## Supplied entries

+--

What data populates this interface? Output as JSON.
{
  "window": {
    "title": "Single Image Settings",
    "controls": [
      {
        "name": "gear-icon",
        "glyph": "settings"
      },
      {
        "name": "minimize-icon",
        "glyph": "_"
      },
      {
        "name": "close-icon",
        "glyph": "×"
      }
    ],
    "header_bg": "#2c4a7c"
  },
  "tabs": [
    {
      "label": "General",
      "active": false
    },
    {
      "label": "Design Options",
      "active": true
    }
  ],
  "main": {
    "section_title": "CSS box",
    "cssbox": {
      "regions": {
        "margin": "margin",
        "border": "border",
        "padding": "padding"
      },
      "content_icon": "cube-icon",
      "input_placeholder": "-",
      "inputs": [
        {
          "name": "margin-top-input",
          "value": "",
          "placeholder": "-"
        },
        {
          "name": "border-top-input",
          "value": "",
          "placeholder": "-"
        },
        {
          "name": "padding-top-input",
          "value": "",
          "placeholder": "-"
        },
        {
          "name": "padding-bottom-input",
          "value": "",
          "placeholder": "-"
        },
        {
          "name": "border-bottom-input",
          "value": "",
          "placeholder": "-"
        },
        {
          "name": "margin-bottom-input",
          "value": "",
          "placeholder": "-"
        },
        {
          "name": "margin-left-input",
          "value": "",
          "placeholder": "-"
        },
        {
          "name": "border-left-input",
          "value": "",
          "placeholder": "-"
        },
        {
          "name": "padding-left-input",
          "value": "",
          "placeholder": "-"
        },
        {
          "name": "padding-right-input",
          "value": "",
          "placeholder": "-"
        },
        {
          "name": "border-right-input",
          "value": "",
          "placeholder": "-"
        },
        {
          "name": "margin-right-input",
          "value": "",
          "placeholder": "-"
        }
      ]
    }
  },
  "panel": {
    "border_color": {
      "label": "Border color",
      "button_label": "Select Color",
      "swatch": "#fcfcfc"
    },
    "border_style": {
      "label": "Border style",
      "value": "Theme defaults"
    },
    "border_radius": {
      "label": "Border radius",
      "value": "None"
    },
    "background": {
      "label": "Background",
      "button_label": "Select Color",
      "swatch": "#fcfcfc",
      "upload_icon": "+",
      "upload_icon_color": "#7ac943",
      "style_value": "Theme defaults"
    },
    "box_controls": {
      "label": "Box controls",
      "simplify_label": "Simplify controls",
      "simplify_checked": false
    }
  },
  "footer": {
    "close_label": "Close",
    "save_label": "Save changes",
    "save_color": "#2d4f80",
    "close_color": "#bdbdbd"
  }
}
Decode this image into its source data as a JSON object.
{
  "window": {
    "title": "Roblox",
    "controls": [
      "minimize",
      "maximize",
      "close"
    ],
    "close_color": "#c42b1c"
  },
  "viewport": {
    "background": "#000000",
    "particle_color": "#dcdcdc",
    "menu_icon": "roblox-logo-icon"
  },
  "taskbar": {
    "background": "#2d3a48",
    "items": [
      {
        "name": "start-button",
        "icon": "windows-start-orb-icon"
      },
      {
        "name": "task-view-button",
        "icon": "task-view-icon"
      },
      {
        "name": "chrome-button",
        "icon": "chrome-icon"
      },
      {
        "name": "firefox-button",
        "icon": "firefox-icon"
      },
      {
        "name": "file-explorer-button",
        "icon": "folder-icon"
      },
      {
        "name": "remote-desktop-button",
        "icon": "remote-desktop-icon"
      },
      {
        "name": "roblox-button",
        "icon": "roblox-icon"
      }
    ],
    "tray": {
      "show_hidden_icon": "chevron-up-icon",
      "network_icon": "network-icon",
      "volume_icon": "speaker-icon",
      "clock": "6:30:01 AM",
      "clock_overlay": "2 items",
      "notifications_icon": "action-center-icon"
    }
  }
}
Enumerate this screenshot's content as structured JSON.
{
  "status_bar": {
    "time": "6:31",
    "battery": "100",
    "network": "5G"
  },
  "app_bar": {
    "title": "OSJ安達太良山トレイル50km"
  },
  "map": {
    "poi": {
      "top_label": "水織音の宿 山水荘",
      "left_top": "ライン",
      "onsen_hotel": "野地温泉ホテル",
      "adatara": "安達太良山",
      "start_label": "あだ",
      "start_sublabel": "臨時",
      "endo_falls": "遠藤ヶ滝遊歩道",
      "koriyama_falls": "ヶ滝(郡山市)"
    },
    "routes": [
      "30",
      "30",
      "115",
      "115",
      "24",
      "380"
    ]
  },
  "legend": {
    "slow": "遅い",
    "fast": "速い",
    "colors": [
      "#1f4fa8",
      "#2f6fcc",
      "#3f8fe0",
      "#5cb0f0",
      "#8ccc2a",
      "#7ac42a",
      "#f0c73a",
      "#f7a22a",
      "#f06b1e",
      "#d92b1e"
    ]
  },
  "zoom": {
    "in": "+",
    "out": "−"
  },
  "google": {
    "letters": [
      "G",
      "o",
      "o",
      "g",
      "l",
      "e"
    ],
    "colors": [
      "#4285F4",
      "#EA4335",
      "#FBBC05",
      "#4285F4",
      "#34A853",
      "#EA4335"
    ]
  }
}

+--

## Directions for this task
Restate all of the entries above precisely.

## Output of the task
What data populates this interface? Output as JSON.
{
  "window": {
    "title": "Single Image Settings",
    "controls": [
      {
        "name": "gear-icon",
        "glyph": "settings"
      },
      {
        "name": "minimize-icon",
        "glyph": "_"
      },
      {
        "name": "close-icon",
        "glyph": "×"
      }
    ],
    "header_bg": "#2c4a7c"
  },
  "tabs": [
    {
      "label": "General",
      "active": false
    },
    {
      "label": "Design Options",
      "active": true
    }
  ],
  "main": {
    "section_title": "CSS box",
    "cssbox": {
      "regions": {
        "margin": "margin",
        "border": "border",
        "padding": "padding"
      },
      "content_icon": "cube-icon",
      "input_placeholder": "-",
      "inputs": [
        {
          "name": "margin-top-input",
          "value": "",
          "placeholder": "-"
        },
        {
          "name": "border-top-input",
          "value": "",
          "placeholder": "-"
        },
        {
          "name": "padding-top-input",
          "value": "",
          "placeholder": "-"
        },
        {
          "name": "padding-bottom-input",
          "value": "",
          "placeholder": "-"
        },
        {
          "name": "border-bottom-input",
          "value": "",
          "placeholder": "-"
        },
        {
          "name": "margin-bottom-input",
          "value": "",
          "placeholder": "-"
        },
        {
          "name": "margin-left-input",
          "value": "",
          "placeholder": "-"
        },
        {
          "name": "border-left-input",
          "value": "",
          "placeholder": "-"
        },
        {
          "name": "padding-left-input",
          "value": "",
          "placeholder": "-"
        },
        {
          "name": "padding-right-input",
          "value": "",
          "placeholder": "-"
        },
        {
          "name": "border-right-input",
          "value": "",
          "placeholder": "-"
        },
        {
          "name": "margin-right-input",
          "value": "",
          "placeholder": "-"
        }
      ]
    }
  },
  "panel": {
    "border_color": {
      "label": "Border color",
      "button_label": "Select Color",
      "swatch": "#fcfcfc"
    },
    "border_style": {
      "label": "Border style",
      "value": "Theme defaults"
    },
    "border_radius": {
      "label": "Border radius",
      "value": "None"
    },
    "background": {
      "label": "Background",
      "button_label": "Select Color",
      "swatch": "#fcfcfc",
      "upload_icon": "+",
      "upload_icon_color": "#7ac943",
      "style_value": "Theme defaults"
    },
    "box_controls": {
      "label": "Box controls",
      "simplify_label": "Simplify controls",
      "simplify_checked": false
    }
  },
  "footer": {
    "close_label": "Close",
    "save_label": "Save changes",
    "save_color": "#2d4f80",
    "close_color": "#bdbdbd"
  }
}
Decode this image into its source data as a JSON object.
{
  "window": {
    "title": "Roblox",
    "controls": [
      "minimize",
      "maximize",
      "close"
    ],
    "close_color": "#c42b1c"
  },
  "viewport": {
    "background": "#000000",
    "particle_color": "#dcdcdc",
    "menu_icon": "roblox-logo-icon"
  },
  "taskbar": {
    "background": "#2d3a48",
    "items": [
      {
        "name": "start-button",
        "icon": "windows-start-orb-icon"
      },
      {
        "name": "task-view-button",
        "icon": "task-view-icon"
      },
      {
        "name": "chrome-button",
        "icon": "chrome-icon"
      },
      {
        "name": "firefox-button",
        "icon": "firefox-icon"
      },
      {
        "name": "file-explorer-button",
        "icon": "folder-icon"
      },
      {
        "name": "remote-desktop-button",
        "icon": "remote-desktop-icon"
      },
      {
        "name": "roblox-button",
        "icon": "roblox-icon"
      }
    ],
    "tray": {
      "show_hidden_icon": "chevron-up-icon",
      "network_icon": "network-icon",
      "volume_icon": "speaker-icon",
      "clock": "6:30:01 AM",
      "clock_overlay": "2 items",
      "notifications_icon": "action-center-icon"
    }
  }
}
Enumerate this screenshot's content as structured JSON.
{
  "status_bar": {
    "time": "6:31",
    "battery": "100",
    "network": "5G"
  },
  "app_bar": {
    "title": "OSJ安達太良山トレイル50km"
  },
  "map": {
    "poi": {
      "top_label": "水織音の宿 山水荘",
      "left_top": "ライン",
      "onsen_hotel": "野地温泉ホテル",
      "adatara": "安達太良山",
      "start_label": "あだ",
      "start_sublabel": "臨時",
      "endo_falls": "遠藤ヶ滝遊歩道",
      "koriyama_falls": "ヶ滝(郡山市)"
    },
    "routes": [
      "30",
      "30",
      "115",
      "115",
      "24",
      "380"
    ]
  },
  "legend": {
    "slow": "遅い",
    "fast": "速い",
    "colors": [
      "#1f4fa8",
      "#2f6fcc",
      "#3f8fe0",
      "#5cb0f0",
      "#8ccc2a",
      "#7ac42a",
      "#f0c73a",
      "#f7a22a",
      "#f06b1e",
      "#d92b1e"
    ]
  },
  "zoom": {
    "in": "+",
    "out": "−"
  },
  "google": {
    "letters": [
      "G",
      "o",
      "o",
      "g",
      "l",
      "e"
    ],
    "colors": [
      "#4285F4",
      "#EA4335",
      "#FBBC05",
      "#4285F4",
      "#34A853",
      "#EA4335"
    ]
  }
}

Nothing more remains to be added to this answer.